━━ Input rows ━━

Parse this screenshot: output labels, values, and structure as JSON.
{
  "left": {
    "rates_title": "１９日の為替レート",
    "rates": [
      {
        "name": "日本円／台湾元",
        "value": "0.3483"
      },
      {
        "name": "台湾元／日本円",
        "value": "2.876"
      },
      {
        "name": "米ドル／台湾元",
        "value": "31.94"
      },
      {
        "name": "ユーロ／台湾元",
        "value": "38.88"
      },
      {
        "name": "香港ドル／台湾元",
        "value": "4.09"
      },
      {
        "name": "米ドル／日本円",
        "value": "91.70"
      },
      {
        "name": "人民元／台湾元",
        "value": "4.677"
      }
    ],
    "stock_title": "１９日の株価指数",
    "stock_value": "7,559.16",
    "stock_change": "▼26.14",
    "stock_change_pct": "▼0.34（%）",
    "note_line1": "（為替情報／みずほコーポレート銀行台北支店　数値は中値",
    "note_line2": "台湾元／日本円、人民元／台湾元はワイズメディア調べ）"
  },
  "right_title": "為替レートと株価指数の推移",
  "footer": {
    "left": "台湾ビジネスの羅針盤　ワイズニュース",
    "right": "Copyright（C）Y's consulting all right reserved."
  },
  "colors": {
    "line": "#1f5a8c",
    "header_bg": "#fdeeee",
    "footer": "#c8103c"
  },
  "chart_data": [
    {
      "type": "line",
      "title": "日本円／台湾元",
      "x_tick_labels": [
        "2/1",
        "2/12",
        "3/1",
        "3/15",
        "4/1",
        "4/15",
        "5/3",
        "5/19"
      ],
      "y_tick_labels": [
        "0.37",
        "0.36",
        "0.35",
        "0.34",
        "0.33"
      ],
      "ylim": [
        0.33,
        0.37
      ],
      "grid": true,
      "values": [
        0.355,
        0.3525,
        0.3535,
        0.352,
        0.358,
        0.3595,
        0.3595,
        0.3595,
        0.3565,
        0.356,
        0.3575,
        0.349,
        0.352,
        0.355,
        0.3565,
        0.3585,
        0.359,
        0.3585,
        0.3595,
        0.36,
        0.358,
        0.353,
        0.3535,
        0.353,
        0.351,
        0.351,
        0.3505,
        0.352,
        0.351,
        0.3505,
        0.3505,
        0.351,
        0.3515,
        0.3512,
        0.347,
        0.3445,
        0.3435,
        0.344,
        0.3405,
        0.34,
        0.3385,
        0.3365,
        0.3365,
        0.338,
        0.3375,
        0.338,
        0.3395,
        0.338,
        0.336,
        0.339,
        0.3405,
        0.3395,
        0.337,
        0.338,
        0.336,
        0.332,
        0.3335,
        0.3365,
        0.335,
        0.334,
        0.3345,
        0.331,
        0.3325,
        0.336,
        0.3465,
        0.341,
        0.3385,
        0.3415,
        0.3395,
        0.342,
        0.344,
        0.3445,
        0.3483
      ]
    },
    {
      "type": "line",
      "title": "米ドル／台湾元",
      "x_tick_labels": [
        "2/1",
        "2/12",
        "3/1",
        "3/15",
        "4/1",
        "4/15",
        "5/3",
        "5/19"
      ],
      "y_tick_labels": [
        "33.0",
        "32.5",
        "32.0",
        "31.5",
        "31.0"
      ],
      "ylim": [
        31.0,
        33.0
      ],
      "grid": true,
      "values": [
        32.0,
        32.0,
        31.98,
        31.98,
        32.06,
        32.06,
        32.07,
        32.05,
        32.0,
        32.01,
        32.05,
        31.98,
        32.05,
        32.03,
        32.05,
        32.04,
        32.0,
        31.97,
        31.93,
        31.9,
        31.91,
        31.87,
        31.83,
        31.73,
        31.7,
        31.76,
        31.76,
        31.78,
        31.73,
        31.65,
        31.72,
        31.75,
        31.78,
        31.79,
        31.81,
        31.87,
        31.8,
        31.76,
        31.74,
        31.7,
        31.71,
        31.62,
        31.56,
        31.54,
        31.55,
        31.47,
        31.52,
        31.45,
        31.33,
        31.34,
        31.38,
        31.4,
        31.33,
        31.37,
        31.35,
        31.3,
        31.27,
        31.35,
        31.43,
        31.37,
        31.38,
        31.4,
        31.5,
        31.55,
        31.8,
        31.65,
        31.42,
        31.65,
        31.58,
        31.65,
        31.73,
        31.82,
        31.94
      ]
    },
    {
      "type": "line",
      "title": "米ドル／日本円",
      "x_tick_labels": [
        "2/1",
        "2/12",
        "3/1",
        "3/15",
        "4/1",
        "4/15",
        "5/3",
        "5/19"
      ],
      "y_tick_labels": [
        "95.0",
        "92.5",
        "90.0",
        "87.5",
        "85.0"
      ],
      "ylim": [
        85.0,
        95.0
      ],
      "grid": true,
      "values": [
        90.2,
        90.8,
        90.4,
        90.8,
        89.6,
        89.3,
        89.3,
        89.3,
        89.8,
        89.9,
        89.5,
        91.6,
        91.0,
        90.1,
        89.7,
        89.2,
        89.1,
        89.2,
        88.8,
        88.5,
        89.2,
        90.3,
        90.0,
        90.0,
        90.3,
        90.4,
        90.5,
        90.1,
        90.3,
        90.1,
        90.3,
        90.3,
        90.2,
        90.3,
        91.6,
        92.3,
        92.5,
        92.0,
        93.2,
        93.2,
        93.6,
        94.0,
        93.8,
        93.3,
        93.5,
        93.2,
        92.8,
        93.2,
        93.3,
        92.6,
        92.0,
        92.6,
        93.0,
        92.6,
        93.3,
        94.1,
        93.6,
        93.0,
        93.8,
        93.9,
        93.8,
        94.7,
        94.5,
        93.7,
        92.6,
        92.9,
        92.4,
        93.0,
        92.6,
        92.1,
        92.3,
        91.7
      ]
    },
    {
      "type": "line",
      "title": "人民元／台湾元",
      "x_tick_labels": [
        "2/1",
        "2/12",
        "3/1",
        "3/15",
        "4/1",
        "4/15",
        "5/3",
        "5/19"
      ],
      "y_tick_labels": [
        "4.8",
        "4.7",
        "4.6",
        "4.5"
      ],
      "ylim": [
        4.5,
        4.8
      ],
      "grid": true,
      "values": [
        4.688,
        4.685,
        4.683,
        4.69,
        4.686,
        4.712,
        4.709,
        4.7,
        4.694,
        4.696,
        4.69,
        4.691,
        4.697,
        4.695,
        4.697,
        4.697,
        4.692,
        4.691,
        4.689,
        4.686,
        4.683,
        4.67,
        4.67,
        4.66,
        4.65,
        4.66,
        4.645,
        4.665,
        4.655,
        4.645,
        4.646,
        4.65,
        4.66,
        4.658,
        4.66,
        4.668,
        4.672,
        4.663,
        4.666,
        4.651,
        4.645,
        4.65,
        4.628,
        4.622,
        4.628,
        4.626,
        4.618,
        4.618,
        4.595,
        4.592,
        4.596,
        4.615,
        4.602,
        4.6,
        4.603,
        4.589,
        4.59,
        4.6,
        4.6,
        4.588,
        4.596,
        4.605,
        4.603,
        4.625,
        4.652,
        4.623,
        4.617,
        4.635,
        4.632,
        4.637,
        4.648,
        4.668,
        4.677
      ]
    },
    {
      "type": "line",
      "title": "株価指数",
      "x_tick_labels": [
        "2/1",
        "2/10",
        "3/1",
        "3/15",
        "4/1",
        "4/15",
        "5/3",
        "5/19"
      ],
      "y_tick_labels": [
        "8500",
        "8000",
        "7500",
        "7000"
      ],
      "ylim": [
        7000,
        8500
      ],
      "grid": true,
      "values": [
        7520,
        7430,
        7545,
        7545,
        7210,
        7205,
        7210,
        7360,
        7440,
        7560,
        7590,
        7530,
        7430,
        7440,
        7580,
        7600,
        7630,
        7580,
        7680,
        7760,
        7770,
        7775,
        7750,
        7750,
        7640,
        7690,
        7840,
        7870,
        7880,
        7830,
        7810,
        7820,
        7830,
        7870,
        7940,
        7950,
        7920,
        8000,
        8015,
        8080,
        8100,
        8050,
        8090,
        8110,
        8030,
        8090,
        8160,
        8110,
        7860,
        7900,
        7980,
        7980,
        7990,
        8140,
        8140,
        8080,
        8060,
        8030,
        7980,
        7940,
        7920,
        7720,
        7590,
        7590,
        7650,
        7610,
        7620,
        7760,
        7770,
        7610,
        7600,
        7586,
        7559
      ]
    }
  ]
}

━━━

**Given exercise**: Check each line of the records above for the string "name", and report every line that has it.

**The response**:
        "name": "日本円／台湾元",
        "name": "台湾元／日本円",
        "name": "米ドル／台湾元",
        "name": "ユーロ／台湾元",
        "name": "香港ドル／台湾元",
        "name": "米ドル／日本円",
        "name": "人民元／台湾元",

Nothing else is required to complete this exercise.